__Excerpted data__:
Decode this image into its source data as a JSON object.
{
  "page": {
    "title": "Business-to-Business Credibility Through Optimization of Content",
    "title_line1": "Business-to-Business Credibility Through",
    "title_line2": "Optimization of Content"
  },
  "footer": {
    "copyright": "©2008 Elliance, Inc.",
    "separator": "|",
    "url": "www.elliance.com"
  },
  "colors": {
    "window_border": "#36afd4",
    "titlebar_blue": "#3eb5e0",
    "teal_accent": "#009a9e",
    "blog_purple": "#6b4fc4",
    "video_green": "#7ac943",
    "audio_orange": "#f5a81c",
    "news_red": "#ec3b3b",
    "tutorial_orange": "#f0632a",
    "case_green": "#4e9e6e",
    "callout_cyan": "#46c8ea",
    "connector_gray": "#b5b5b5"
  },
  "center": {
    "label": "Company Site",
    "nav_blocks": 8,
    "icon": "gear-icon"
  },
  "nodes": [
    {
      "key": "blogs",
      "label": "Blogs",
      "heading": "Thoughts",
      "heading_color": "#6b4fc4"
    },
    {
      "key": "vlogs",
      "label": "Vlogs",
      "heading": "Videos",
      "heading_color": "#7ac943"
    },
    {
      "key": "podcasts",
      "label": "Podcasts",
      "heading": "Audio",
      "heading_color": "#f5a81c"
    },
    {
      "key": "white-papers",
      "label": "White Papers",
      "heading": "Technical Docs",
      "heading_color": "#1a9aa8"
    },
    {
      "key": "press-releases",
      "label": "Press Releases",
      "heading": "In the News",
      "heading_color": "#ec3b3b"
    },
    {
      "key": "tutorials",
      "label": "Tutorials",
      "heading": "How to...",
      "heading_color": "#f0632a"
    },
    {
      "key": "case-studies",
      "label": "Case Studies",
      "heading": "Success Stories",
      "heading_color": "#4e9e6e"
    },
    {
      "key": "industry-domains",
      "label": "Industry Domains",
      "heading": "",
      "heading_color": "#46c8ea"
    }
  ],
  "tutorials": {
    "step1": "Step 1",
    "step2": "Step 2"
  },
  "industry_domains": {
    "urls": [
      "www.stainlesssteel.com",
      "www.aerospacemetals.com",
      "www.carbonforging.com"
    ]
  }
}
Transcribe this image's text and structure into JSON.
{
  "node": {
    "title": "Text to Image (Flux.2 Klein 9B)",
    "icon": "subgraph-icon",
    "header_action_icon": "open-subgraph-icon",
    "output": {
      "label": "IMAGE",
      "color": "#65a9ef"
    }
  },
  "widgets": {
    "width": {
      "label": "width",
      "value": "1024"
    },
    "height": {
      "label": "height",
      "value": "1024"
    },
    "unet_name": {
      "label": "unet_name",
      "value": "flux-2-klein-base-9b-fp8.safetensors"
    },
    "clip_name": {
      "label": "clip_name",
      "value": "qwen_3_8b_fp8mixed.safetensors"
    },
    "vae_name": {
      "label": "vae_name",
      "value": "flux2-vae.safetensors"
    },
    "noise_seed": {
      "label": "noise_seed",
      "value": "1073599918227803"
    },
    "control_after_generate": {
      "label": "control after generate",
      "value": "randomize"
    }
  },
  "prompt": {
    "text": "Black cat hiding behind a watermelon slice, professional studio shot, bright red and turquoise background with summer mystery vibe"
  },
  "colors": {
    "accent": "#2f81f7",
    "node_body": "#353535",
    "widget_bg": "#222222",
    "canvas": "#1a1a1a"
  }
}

__Do this__: Check all the records above and select each line where the string "into" is found.

__Written answer__:
Decode this image into its source data as a JSON object.
Transcribe this image's text and structure into JSON.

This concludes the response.